START

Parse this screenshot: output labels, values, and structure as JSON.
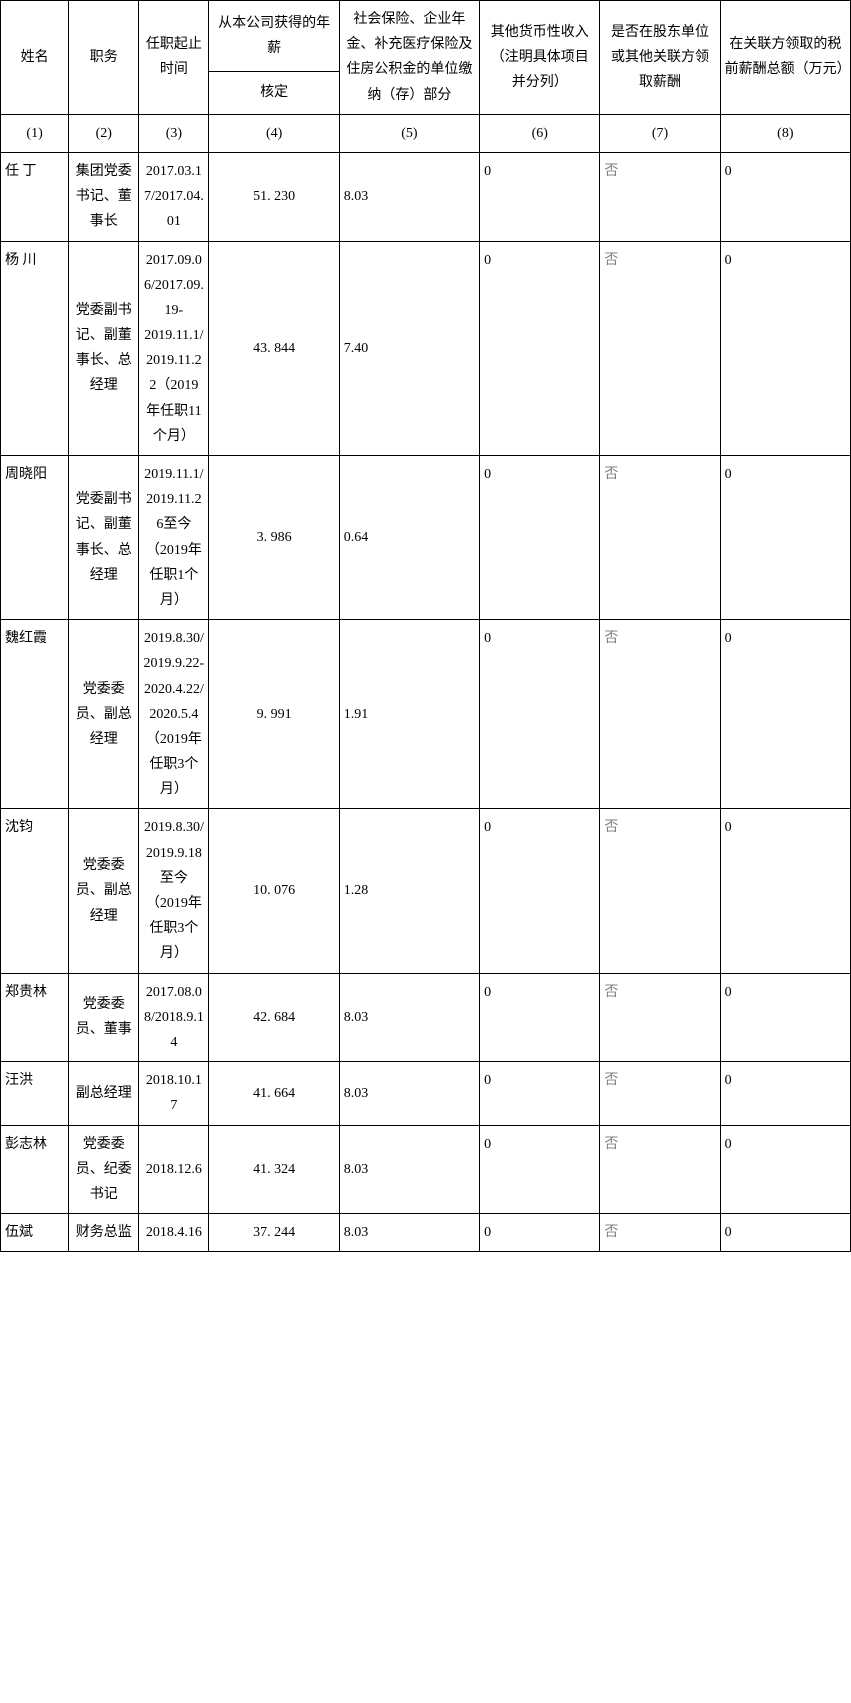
{
  "header": {
    "c1": "姓名",
    "c2": "职务",
    "c3": "任职起止时间",
    "c4_top": "从本公司获得的年薪",
    "c4_sub": "核定",
    "c5": "社会保险、企业年金、补充医疗保险及住房公积金的单位缴纳（存）部分",
    "c6": "其他货币性收入（注明具体项目并分列）",
    "c7": "是否在股东单位或其他关联方领取薪酬",
    "c8": "在关联方领取的税前薪酬总额（万元）"
  },
  "colnums": {
    "c1": "(1)",
    "c2": "(2)",
    "c3": "(3)",
    "c4": "(4)",
    "c5": "(5)",
    "c6": "(6)",
    "c7": "(7)",
    "c8": "(8)"
  },
  "rows": [
    {
      "name": "任  丁",
      "duty": "集团党委书记、董事长",
      "period": "2017.03.17/2017.04.01",
      "salary": "51. 230",
      "insurance": "8.03",
      "other": "0",
      "flag": "否",
      "related": "0"
    },
    {
      "name": "杨    川",
      "duty": "党委副书记、副董事长、总经理",
      "period": "2017.09.06/2017.09.19-2019.11.1/2019.11.22（2019年任职11个月）",
      "salary": "43. 844",
      "insurance": "7.40",
      "other": "0",
      "flag": "否",
      "related": "0"
    },
    {
      "name": "周晓阳",
      "duty": "党委副书记、副董事长、总经理",
      "period": "2019.11.1/2019.11.26至今（2019年任职1个月）",
      "salary": "3. 986",
      "insurance": "0.64",
      "other": "0",
      "flag": "否",
      "related": "0"
    },
    {
      "name": "魏红霞",
      "duty": "党委委员、副总经理",
      "period": "2019.8.30/2019.9.22-2020.4.22/2020.5.4（2019年任职3个月）",
      "salary": "9. 991",
      "insurance": "1.91",
      "other": "0",
      "flag": "否",
      "related": "0"
    },
    {
      "name": "沈钧",
      "duty": "党委委员、副总经理",
      "period": "2019.8.30/2019.9.18至今（2019年任职3个月）",
      "salary": "10. 076",
      "insurance": "1.28",
      "other": "0",
      "flag": "否",
      "related": "0"
    },
    {
      "name": "郑贵林",
      "duty": "党委委员、董事",
      "period": "2017.08.08/2018.9.14",
      "salary": "42. 684",
      "insurance": "8.03",
      "other": "0",
      "flag": "否",
      "related": "0"
    },
    {
      "name": "汪洪",
      "duty": "副总经理",
      "period": "2018.10.17",
      "salary": "41. 664",
      "insurance": "8.03",
      "other": "0",
      "flag": "否",
      "related": "0"
    },
    {
      "name": "彭志林",
      "duty": "党委委员、纪委书记",
      "period": "2018.12.6",
      "salary": "41. 324",
      "insurance": "8.03",
      "other": "0",
      "flag": "否",
      "related": "0"
    },
    {
      "name": "伍斌",
      "duty": "财务总监",
      "period": "2018.4.16",
      "salary": "37. 244",
      "insurance": "8.03",
      "other": "0",
      "flag": "否",
      "related": "0"
    }
  ]
}
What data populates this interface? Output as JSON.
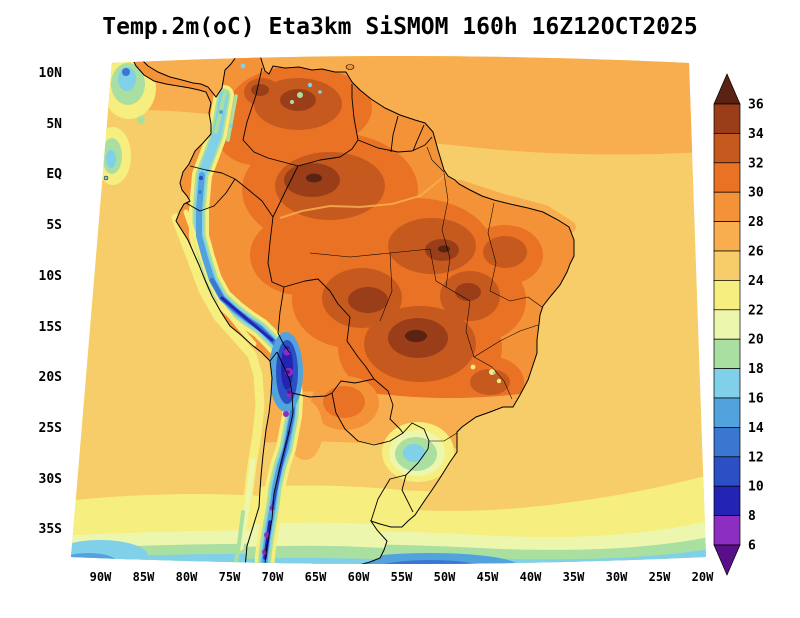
{
  "title": "Temp.2m(oC) Eta3km SiSMOM 160h 16Z12OCT2025",
  "title_parts": {
    "variable": "Temp.2m(oC)",
    "model": "Eta3km",
    "system": "SiSMOM",
    "forecast_hour": "160h",
    "init_time": "16Z12OCT2025"
  },
  "axes": {
    "lat_labels": [
      "10N",
      "5N",
      "EQ",
      "5S",
      "10S",
      "15S",
      "20S",
      "25S",
      "30S",
      "35S"
    ],
    "lon_labels": [
      "90W",
      "85W",
      "80W",
      "75W",
      "70W",
      "65W",
      "60W",
      "55W",
      "50W",
      "45W",
      "40W",
      "35W",
      "30W",
      "25W",
      "20W"
    ]
  },
  "colorbar": {
    "labels": [
      "36",
      "34",
      "32",
      "30",
      "28",
      "26",
      "24",
      "22",
      "20",
      "18",
      "16",
      "14",
      "12",
      "10",
      "8",
      "6"
    ],
    "unit": "oC",
    "position": "right"
  },
  "chart_data": {
    "type": "heatmap",
    "title": "Temp.2m(oC) Eta3km SiSMOM 160h 16Z12OCT2025",
    "variable": "2-meter temperature (oC)",
    "model": "Eta3km",
    "system": "SiSMOM",
    "forecast_hour": "160h",
    "init": "16Z12OCT2025",
    "lat_ticks": [
      "10N",
      "5N",
      "EQ",
      "5S",
      "10S",
      "15S",
      "20S",
      "25S",
      "30S",
      "35S"
    ],
    "lon_ticks": [
      "90W",
      "85W",
      "80W",
      "75W",
      "70W",
      "65W",
      "60W",
      "55W",
      "50W",
      "45W",
      "40W",
      "35W",
      "30W",
      "25W",
      "20W"
    ],
    "colorbar_levels_degC": [
      6,
      8,
      10,
      12,
      14,
      16,
      18,
      20,
      22,
      24,
      26,
      28,
      30,
      32,
      34,
      36
    ],
    "legend_position": "right",
    "palette": {
      "gt36": "#5a2212",
      "c34_36": "#9a3e1a",
      "c32_34": "#c65a1e",
      "c30_32": "#e97225",
      "c28_30": "#f49238",
      "c26_28": "#f8ae4f",
      "c24_26": "#f7cd69",
      "c22_24": "#f6ee7e",
      "c20_22": "#edf6ad",
      "c18_20": "#a9dfa0",
      "c16_18": "#7fd0e8",
      "c14_16": "#52a3dd",
      "c12_14": "#3a77d0",
      "c10_12": "#2b4fc5",
      "c8_10": "#2323b4",
      "c6_8": "#8c2fc0",
      "lt6": "#5a0f8a"
    },
    "approx_grid_degC": {
      "note": "approximate values read from the color shading",
      "lons_degW": [
        90,
        85,
        80,
        75,
        70,
        65,
        60,
        55,
        50,
        45,
        40,
        35,
        30,
        25,
        20
      ],
      "lats_degN": [
        10,
        5,
        0,
        -5,
        -10,
        -15,
        -20,
        -25,
        -30,
        -35
      ],
      "values_degC": [
        [
          null,
          20,
          27,
          28,
          30,
          31,
          29,
          27,
          27,
          27,
          27,
          27,
          27,
          27,
          27
        ],
        [
          25,
          24,
          26,
          28,
          30,
          31,
          31,
          29,
          28,
          27,
          26,
          26,
          26,
          26,
          26
        ],
        [
          23,
          24,
          23,
          28,
          31,
          32,
          31,
          31,
          29,
          27,
          26,
          26,
          26,
          26,
          26
        ],
        [
          24,
          24,
          23,
          29,
          31,
          32,
          33,
          32,
          31,
          30,
          29,
          27,
          26,
          26,
          26
        ],
        [
          24,
          24,
          23,
          12,
          30,
          32,
          33,
          32,
          31,
          30,
          28,
          26,
          25,
          25,
          25
        ],
        [
          24,
          24,
          24,
          22,
          8,
          30,
          33,
          34,
          33,
          31,
          28,
          25,
          25,
          25,
          25
        ],
        [
          24,
          24,
          24,
          23,
          20,
          24,
          32,
          33,
          31,
          29,
          26,
          25,
          25,
          25,
          25
        ],
        [
          23,
          23,
          23,
          23,
          10,
          26,
          30,
          30,
          28,
          26,
          25,
          24,
          24,
          24,
          24
        ],
        [
          22,
          22,
          22,
          21,
          8,
          24,
          25,
          23,
          19,
          23,
          24,
          24,
          24,
          24,
          24
        ],
        [
          20,
          20,
          20,
          17,
          6,
          21,
          21,
          19,
          19,
          20,
          21,
          22,
          22,
          22,
          22
        ]
      ]
    },
    "notable_features": [
      {
        "region": "Amazon basin and central Brazil interior",
        "approx_degC": "30-36+"
      },
      {
        "region": "Andes cordillera narrow band",
        "approx_degC": "6-16"
      },
      {
        "region": "Altiplano (Peru-Bolivia) and south-Chile Andes",
        "approx_degC": "<6-10"
      },
      {
        "region": "Tropical Atlantic / Caribbean ocean",
        "approx_degC": "24-28"
      },
      {
        "region": "Pacific off Ecuador-Peru incl. Galapagos patches",
        "approx_degC": "16-24"
      },
      {
        "region": "Southern Brazil / Uruguay cool pocket",
        "approx_degC": "16-22"
      },
      {
        "region": "Oceans south of ~32S (banded gradient)",
        "approx_degC": "12-24"
      }
    ]
  }
}
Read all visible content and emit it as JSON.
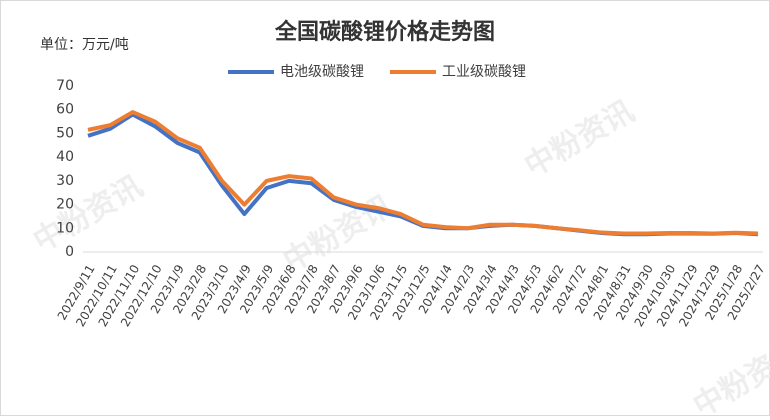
{
  "chart_data": {
    "type": "line",
    "title": "全国碳酸锂价格走势图",
    "y_axis_label": "单位：万元/吨",
    "watermark": "中粉资讯",
    "categories": [
      "2022/9/11",
      "2022/10/11",
      "2022/11/10",
      "2022/12/10",
      "2023/1/9",
      "2023/2/8",
      "2023/3/10",
      "2023/4/9",
      "2023/5/9",
      "2023/6/8",
      "2023/7/8",
      "2023/8/7",
      "2023/9/6",
      "2023/10/6",
      "2023/11/5",
      "2023/12/5",
      "2024/1/4",
      "2024/2/3",
      "2024/3/4",
      "2024/4/3",
      "2024/5/3",
      "2024/6/2",
      "2024/7/2",
      "2024/8/1",
      "2024/8/31",
      "2024/9/30",
      "2024/10/30",
      "2024/11/29",
      "2024/12/29",
      "2025/1/28",
      "2025/2/27"
    ],
    "series": [
      {
        "name": "电池级碳酸锂",
        "color": "#4472c4",
        "values": [
          49,
          52,
          58,
          53,
          46,
          42,
          28,
          16,
          27,
          30,
          29,
          22,
          19,
          17,
          15,
          11,
          10,
          10,
          11,
          11.5,
          11,
          10,
          9,
          8,
          7.5,
          7.5,
          7.8,
          7.8,
          7.7,
          8,
          7.5
        ]
      },
      {
        "name": "工业级碳酸锂",
        "color": "#ed7d31",
        "values": [
          51.5,
          53.5,
          59,
          55,
          48,
          44,
          30,
          20,
          30,
          32,
          31,
          23,
          20,
          18.5,
          16,
          11.5,
          10.5,
          10,
          11.5,
          11.5,
          11,
          10,
          9.2,
          8.2,
          7.8,
          7.8,
          8,
          8,
          7.8,
          8.1,
          7.8
        ]
      }
    ],
    "ylim": [
      0,
      70
    ],
    "yticks": [
      0,
      10,
      20,
      30,
      40,
      50,
      60,
      70
    ],
    "grid": false
  }
}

END

▶ _EXERCISE REQUIREMENTS_
Find the lines containing "salary" and list every one of them.

▶ _EXPECTED ANSWER_
      "salary": "51. 230",
      "salary": "43. 844",
      "salary": "3. 986",
      "salary": "9. 991",
      "salary": "10. 076",
      "salary": "42. 684",
      "salary": "41. 664",
      "salary": "41. 324",
      "salary": "37. 244",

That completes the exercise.